### [Short exercise]
Only the lines from the one containing "What text is on this page?" through the last line below should be written out, exactly and with both ends kept.

[Dataset records]
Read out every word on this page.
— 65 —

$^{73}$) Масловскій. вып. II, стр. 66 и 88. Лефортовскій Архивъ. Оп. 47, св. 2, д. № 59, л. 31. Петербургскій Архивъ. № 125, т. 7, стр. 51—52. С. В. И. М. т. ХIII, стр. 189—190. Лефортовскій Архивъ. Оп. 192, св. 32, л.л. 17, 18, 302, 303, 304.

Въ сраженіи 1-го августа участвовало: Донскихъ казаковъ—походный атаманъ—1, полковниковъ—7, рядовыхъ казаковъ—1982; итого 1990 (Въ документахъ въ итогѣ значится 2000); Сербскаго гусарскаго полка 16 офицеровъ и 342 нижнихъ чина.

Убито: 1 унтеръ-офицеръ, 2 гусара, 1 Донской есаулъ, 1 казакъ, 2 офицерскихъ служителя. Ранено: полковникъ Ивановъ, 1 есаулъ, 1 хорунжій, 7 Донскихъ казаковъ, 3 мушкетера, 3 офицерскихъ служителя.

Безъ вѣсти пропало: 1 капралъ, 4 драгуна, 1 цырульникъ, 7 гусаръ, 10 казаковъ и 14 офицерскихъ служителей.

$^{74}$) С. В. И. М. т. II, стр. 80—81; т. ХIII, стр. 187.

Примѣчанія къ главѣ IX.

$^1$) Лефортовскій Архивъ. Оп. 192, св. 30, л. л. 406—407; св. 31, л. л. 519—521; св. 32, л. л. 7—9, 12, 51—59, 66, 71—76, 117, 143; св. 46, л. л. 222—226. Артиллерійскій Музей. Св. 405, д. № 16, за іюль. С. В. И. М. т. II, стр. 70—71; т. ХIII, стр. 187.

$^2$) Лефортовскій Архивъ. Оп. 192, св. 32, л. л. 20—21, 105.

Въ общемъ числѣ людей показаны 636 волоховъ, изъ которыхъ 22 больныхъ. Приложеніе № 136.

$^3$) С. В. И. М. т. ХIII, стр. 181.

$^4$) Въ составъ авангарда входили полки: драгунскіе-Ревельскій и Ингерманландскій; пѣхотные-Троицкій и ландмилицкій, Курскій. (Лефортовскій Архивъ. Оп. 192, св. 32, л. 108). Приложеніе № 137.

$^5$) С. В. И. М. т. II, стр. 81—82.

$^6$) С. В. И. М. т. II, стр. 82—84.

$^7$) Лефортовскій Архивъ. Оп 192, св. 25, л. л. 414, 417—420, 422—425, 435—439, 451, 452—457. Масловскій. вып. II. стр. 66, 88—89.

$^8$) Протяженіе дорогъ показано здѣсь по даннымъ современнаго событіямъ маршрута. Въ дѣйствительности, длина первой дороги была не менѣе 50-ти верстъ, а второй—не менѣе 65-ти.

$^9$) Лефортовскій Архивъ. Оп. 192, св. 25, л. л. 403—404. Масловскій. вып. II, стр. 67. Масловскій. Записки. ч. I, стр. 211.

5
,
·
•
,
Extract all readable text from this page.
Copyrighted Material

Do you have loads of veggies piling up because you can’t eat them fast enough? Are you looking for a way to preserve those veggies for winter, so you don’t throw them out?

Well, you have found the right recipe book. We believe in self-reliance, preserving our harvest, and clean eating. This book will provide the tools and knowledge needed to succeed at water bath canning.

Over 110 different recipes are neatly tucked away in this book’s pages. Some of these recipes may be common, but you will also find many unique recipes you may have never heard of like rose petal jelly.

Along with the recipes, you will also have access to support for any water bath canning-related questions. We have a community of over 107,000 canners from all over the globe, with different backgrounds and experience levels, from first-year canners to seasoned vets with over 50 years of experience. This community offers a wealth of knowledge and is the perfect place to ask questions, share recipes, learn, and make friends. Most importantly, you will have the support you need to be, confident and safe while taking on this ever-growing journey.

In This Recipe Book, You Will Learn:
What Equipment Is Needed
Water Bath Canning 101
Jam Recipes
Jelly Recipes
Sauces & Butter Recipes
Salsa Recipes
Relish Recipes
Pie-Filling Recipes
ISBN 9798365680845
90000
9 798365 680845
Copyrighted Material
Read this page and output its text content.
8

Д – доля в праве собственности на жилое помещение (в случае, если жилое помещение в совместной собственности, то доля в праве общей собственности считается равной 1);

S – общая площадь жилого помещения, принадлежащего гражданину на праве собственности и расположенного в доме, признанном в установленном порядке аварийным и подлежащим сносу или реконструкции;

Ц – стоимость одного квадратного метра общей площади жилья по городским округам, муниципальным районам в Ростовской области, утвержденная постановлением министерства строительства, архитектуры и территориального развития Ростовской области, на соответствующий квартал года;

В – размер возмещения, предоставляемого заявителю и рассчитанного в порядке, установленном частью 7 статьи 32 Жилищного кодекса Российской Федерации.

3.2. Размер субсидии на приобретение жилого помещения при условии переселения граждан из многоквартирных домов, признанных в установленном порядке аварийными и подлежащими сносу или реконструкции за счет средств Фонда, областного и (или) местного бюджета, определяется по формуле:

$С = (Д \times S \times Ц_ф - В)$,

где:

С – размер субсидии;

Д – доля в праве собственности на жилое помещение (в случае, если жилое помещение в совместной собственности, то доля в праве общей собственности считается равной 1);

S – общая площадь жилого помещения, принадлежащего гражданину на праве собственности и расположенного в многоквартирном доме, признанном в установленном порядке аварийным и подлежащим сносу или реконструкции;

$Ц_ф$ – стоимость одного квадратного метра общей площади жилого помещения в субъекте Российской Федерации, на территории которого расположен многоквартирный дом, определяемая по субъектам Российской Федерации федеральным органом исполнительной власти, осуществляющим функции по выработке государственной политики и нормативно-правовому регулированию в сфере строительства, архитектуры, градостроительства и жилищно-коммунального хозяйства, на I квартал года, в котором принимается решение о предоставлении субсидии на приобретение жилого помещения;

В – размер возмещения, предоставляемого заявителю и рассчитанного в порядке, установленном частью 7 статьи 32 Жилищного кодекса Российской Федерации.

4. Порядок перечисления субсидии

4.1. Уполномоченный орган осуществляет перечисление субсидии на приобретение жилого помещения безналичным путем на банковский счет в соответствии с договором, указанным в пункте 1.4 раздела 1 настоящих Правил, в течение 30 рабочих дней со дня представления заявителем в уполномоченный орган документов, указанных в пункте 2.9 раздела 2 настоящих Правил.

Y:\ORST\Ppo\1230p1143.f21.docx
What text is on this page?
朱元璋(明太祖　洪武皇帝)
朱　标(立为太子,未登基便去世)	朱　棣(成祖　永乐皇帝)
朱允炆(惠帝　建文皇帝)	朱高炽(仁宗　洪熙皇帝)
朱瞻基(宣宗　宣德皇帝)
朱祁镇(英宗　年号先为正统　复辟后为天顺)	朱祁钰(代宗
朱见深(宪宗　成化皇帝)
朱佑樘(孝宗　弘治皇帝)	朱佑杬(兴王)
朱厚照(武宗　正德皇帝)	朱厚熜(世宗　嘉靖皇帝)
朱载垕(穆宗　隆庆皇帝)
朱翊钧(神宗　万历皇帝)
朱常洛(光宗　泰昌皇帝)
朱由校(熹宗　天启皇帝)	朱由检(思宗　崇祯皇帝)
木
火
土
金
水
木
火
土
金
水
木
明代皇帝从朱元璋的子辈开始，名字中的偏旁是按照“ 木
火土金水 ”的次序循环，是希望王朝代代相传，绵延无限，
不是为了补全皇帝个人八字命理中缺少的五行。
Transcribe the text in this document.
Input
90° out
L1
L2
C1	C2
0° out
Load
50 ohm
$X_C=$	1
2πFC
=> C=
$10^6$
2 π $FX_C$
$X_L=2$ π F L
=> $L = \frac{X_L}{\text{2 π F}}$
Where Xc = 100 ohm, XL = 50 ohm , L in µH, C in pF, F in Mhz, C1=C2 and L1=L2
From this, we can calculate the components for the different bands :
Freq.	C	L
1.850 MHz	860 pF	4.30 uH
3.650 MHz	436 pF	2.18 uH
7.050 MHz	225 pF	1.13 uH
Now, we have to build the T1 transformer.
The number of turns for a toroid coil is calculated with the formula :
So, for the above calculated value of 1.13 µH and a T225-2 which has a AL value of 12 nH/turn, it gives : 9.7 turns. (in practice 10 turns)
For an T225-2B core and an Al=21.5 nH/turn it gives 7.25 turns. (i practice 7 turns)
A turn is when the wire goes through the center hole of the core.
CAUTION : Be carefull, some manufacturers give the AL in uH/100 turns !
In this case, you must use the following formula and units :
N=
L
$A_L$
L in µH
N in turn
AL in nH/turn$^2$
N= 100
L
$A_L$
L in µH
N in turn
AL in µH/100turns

### [Reply]
What text is on this page?
朱元璋(明太祖　洪武皇帝)
朱　标(立为太子,未登基便去世)	朱　棣(成祖　永乐皇帝)
朱允炆(惠帝　建文皇帝)	朱高炽(仁宗　洪熙皇帝)
朱瞻基(宣宗　宣德皇帝)
朱祁镇(英宗　年号先为正统　复辟后为天顺)	朱祁钰(代宗
朱见深(宪宗　成化皇帝)
朱佑樘(孝宗　弘治皇帝)	朱佑杬(兴王)
朱厚照(武宗　正德皇帝)	朱厚熜(世宗　嘉靖皇帝)
朱载垕(穆宗　隆庆皇帝)
朱翊钧(神宗　万历皇帝)
朱常洛(光宗　泰昌皇帝)
朱由校(熹宗　天启皇帝)	朱由检(思宗　崇祯皇帝)
木
火
土
金
水
木
火
土
金
水
木
明代皇帝从朱元璋的子辈开始，名字中的偏旁是按照“ 木
火土金水 ”的次序循环，是希望王朝代代相传，绵延无限，
不是为了补全皇帝个人八字命理中缺少的五行。
Transcribe the text in this document.
Input
90° out
L1
L2
C1	C2
0° out
Load
50 ohm
$X_C=$	1
2πFC
=> C=
$10^6$
2 π $FX_C$
$X_L=2$ π F L
=> $L = \frac{X_L}{\text{2 π F}}$
Where Xc = 100 ohm, XL = 50 ohm , L in µH, C in pF, F in Mhz, C1=C2 and L1=L2
From this, we can calculate the components for the different bands :
Freq.	C	L
1.850 MHz	860 pF	4.30 uH
3.650 MHz	436 pF	2.18 uH
7.050 MHz	225 pF	1.13 uH
Now, we have to build the T1 transformer.
The number of turns for a toroid coil is calculated with the formula :
So, for the above calculated value of 1.13 µH and a T225-2 which has a AL value of 12 nH/turn, it gives : 9.7 turns. (in practice 10 turns)
For an T225-2B core and an Al=21.5 nH/turn it gives 7.25 turns. (i practice 7 turns)
A turn is when the wire goes through the center hole of the core.
CAUTION : Be carefull, some manufacturers give the AL in uH/100 turns !
In this case, you must use the following formula and units :
N=
L
$A_L$
L in µH
N in turn
AL in nH/turn$^2$
N= 100
L
$A_L$
L in µH
N in turn
AL in µH/100turns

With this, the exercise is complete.